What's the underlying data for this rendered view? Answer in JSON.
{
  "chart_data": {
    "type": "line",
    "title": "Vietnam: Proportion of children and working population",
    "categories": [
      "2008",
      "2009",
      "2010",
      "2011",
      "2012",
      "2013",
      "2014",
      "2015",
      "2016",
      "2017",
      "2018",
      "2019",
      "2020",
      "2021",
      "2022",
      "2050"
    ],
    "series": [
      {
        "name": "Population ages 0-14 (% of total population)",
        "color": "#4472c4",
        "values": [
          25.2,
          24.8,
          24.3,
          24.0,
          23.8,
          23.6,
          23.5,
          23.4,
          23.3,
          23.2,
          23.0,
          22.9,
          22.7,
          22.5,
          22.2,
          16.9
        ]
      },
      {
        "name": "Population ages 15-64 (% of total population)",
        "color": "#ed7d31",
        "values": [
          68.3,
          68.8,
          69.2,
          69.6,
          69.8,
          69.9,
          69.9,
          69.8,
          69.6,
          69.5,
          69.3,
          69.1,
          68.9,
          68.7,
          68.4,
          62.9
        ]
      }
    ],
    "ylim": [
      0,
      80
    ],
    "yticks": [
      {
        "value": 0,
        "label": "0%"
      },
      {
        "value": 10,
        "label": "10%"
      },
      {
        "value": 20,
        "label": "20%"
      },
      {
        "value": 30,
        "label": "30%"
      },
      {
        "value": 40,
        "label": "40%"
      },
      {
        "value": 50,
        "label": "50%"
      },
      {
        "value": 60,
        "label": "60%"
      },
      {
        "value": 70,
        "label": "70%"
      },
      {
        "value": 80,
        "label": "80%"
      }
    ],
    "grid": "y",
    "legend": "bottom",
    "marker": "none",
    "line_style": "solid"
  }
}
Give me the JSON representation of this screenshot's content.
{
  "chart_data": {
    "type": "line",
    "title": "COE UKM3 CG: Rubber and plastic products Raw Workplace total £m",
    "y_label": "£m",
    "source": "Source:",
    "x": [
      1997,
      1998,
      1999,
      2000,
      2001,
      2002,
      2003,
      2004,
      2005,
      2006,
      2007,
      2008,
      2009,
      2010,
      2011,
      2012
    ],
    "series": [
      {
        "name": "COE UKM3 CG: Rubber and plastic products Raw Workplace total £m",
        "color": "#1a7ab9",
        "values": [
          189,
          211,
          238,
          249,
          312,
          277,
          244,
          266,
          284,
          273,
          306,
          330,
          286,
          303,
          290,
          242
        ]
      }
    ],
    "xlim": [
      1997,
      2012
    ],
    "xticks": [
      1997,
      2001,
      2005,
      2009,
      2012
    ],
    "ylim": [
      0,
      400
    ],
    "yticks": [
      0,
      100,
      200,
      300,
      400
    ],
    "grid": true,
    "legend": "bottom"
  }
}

*****

Extract the full set of entries word for word.

* _Exercise solution_
What's the underlying data for this rendered view? Answer in JSON.
{
  "chart_data": {
    "type": "line",
    "title": "Vietnam: Proportion of children and working population",
    "categories": [
      "2008",
      "2009",
      "2010",
      "2011",
      "2012",
      "2013",
      "2014",
      "2015",
      "2016",
      "2017",
      "2018",
      "2019",
      "2020",
      "2021",
      "2022",
      "2050"
    ],
    "series": [
      {
        "name": "Population ages 0-14 (% of total population)",
        "color": "#4472c4",
        "values": [
          25.2,
          24.8,
          24.3,
          24.0,
          23.8,
          23.6,
          23.5,
          23.4,
          23.3,
          23.2,
          23.0,
          22.9,
          22.7,
          22.5,
          22.2,
          16.9
        ]
      },
      {
        "name": "Population ages 15-64 (% of total population)",
        "color": "#ed7d31",
        "values": [
          68.3,
          68.8,
          69.2,
          69.6,
          69.8,
          69.9,
          69.9,
          69.8,
          69.6,
          69.5,
          69.3,
          69.1,
          68.9,
          68.7,
          68.4,
          62.9
        ]
      }
    ],
    "ylim": [
      0,
      80
    ],
    "yticks": [
      {
        "value": 0,
        "label": "0%"
      },
      {
        "value": 10,
        "label": "10%"
      },
      {
        "value": 20,
        "label": "20%"
      },
      {
        "value": 30,
        "label": "30%"
      },
      {
        "value": 40,
        "label": "40%"
      },
      {
        "value": 50,
        "label": "50%"
      },
      {
        "value": 60,
        "label": "60%"
      },
      {
        "value": 70,
        "label": "70%"
      },
      {
        "value": 80,
        "label": "80%"
      }
    ],
    "grid": "y",
    "legend": "bottom",
    "marker": "none",
    "line_style": "solid"
  }
}
Give me the JSON representation of this screenshot's content.
{
  "chart_data": {
    "type": "line",
    "title": "COE UKM3 CG: Rubber and plastic products Raw Workplace total £m",
    "y_label": "£m",
    "source": "Source:",
    "x": [
      1997,
      1998,
      1999,
      2000,
      2001,
      2002,
      2003,
      2004,
      2005,
      2006,
      2007,
      2008,
      2009,
      2010,
      2011,
      2012
    ],
    "series": [
      {
        "name": "COE UKM3 CG: Rubber and plastic products Raw Workplace total £m",
        "color": "#1a7ab9",
        "values": [
          189,
          211,
          238,
          249,
          312,
          277,
          244,
          266,
          284,
          273,
          306,
          330,
          286,
          303,
          290,
          242
        ]
      }
    ],
    "xlim": [
      1997,
      2012
    ],
    "xticks": [
      1997,
      2001,
      2005,
      2009,
      2012
    ],
    "ylim": [
      0,
      400
    ],
    "yticks": [
      0,
      100,
      200,
      300,
      400
    ],
    "grid": true,
    "legend": "bottom"
  }
}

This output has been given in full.